# [Rows]
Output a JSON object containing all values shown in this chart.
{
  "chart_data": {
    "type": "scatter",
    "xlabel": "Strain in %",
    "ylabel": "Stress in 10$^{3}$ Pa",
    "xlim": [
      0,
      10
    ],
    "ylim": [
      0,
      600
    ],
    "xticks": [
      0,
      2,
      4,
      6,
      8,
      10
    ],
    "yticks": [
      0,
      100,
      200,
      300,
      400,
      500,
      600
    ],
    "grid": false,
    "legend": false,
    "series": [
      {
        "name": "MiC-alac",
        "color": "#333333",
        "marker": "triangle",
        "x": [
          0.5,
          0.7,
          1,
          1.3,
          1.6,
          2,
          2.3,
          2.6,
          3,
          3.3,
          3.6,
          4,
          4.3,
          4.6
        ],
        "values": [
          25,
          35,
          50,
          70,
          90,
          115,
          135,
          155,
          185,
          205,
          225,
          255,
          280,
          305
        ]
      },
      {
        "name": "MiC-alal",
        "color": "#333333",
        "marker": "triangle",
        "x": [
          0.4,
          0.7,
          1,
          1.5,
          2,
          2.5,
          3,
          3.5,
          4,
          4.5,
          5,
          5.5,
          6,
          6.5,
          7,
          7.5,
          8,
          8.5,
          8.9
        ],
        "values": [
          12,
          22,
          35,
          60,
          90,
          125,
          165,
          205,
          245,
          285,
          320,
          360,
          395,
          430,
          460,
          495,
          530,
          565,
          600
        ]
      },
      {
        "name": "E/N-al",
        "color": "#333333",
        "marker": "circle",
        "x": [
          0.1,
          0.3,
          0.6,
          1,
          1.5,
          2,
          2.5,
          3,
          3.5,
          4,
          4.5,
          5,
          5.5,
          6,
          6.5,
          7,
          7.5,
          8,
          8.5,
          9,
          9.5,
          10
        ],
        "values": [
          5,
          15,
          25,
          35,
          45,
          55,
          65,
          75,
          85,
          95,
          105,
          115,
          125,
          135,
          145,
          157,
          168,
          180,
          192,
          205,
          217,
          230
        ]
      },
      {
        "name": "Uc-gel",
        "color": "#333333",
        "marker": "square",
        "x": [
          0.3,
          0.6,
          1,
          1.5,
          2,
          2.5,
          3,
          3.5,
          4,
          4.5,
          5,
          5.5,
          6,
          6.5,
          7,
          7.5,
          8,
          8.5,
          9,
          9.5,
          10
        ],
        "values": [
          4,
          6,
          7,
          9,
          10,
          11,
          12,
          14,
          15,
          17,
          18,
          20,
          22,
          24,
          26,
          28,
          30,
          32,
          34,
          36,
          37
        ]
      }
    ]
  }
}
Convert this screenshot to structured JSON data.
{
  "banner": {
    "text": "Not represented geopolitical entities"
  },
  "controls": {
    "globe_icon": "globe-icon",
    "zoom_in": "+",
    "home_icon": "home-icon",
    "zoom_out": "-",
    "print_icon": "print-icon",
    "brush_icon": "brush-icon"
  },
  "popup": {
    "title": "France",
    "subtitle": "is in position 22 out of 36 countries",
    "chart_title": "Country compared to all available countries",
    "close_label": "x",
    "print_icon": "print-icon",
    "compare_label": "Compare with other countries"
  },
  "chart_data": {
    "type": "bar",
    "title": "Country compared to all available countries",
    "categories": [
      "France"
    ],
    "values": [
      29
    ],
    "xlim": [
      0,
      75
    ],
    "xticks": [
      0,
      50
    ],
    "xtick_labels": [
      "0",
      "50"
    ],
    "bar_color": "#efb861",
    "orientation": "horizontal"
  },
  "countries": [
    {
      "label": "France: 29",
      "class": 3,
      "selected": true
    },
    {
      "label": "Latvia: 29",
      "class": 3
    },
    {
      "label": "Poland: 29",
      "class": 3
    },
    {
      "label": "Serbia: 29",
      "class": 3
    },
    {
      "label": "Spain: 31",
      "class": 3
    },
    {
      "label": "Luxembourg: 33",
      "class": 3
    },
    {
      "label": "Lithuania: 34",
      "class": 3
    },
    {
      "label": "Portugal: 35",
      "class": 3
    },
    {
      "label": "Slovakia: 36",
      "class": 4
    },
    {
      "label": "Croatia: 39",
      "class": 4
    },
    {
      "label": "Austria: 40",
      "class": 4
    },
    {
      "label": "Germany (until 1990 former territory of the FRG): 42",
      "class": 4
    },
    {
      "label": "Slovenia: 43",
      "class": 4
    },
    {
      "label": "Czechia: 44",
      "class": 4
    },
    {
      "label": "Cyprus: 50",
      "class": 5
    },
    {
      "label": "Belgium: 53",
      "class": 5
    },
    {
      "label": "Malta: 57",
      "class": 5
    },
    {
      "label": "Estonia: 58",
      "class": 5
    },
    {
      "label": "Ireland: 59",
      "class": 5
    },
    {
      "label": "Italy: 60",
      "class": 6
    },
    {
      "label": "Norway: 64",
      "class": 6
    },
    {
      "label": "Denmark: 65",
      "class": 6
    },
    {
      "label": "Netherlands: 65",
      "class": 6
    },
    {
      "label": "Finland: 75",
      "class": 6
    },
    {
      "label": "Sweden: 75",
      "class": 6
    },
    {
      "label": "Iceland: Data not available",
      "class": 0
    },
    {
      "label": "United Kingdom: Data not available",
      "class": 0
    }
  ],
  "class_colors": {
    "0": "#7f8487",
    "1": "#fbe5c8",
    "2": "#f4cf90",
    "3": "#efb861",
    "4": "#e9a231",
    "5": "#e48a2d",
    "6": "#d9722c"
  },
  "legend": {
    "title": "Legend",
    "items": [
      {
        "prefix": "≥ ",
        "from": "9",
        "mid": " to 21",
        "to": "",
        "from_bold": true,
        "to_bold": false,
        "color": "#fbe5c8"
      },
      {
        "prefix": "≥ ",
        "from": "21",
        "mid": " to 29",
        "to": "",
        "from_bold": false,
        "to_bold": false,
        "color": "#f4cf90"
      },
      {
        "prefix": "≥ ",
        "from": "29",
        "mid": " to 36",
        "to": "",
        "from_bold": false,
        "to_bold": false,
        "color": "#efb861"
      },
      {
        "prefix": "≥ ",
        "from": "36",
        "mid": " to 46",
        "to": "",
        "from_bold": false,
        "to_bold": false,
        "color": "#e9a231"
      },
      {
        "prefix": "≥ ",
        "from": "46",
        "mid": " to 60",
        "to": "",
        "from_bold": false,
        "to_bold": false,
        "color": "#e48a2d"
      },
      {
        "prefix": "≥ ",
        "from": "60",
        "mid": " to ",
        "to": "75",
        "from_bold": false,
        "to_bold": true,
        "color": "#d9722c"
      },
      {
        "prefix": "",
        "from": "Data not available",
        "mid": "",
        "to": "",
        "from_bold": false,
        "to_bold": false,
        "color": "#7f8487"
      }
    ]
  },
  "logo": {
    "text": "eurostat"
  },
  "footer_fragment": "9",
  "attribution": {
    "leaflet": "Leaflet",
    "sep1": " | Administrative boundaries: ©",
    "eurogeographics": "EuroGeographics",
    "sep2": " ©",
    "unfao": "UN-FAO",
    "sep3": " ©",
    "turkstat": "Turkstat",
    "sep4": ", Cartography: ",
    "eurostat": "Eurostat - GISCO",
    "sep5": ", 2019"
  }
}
==
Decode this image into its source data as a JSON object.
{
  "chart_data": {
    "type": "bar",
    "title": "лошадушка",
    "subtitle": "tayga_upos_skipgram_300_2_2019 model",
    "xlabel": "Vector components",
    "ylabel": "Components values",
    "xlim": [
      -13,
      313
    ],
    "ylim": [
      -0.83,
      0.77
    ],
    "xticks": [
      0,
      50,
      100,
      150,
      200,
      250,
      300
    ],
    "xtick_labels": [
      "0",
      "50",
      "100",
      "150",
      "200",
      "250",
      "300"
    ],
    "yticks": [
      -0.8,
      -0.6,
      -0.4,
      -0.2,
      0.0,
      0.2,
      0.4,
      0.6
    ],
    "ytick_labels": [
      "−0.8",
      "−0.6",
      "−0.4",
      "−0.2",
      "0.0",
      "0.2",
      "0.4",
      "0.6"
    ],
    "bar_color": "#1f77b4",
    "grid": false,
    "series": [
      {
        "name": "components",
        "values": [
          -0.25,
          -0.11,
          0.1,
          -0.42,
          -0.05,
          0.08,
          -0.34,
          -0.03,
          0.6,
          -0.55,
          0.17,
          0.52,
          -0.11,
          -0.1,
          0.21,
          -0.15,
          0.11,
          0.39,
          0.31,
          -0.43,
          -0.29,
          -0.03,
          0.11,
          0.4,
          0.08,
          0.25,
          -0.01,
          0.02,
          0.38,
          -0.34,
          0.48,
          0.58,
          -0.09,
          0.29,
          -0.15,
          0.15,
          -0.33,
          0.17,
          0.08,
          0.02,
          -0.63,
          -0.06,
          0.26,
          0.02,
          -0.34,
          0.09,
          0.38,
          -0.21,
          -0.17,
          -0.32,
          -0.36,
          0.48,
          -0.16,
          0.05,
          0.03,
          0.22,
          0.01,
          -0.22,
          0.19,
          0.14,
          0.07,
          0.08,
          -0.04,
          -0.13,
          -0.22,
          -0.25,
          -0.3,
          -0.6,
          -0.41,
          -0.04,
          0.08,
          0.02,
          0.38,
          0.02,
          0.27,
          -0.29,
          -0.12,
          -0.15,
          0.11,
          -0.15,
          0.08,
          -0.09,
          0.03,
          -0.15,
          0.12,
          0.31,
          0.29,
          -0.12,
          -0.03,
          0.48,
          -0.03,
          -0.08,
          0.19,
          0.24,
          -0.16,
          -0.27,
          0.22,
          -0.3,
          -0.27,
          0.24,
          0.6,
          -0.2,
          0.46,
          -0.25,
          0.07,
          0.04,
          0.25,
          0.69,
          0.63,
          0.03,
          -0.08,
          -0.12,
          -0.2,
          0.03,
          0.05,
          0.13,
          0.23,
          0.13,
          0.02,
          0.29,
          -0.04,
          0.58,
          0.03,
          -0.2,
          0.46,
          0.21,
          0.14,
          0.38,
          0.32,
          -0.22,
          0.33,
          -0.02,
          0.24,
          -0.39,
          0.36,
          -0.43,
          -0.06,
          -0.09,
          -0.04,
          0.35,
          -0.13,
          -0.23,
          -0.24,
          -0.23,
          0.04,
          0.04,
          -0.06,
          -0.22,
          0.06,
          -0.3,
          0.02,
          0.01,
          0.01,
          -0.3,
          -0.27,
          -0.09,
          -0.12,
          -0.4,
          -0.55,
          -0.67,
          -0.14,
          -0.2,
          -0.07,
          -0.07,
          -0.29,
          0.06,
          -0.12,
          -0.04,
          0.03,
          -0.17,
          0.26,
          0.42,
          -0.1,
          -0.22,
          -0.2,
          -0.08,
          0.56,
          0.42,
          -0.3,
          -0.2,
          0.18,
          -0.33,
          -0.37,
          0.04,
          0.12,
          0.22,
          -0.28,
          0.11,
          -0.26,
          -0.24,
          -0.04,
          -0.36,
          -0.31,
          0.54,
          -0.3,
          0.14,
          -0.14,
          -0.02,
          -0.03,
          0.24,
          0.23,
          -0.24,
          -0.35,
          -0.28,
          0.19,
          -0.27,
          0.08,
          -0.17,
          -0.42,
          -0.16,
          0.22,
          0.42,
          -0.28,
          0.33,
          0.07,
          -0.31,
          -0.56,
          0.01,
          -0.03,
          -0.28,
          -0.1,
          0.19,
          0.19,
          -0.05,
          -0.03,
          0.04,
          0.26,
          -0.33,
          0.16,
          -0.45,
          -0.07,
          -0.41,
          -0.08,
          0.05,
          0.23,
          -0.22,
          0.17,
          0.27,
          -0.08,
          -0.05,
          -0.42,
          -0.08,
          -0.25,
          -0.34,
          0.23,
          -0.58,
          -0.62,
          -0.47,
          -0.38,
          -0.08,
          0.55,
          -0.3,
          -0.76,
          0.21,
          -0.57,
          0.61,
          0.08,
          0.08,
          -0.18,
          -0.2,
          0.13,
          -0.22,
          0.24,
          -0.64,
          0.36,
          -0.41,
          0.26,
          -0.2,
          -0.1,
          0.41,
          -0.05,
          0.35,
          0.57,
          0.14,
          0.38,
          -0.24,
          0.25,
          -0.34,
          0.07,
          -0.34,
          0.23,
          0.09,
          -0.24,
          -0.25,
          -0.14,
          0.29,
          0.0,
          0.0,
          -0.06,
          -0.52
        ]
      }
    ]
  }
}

# [Goal]
State how many lines of the entries above include the word "Country", offering no text other than the number.

# [Solution for this task]
2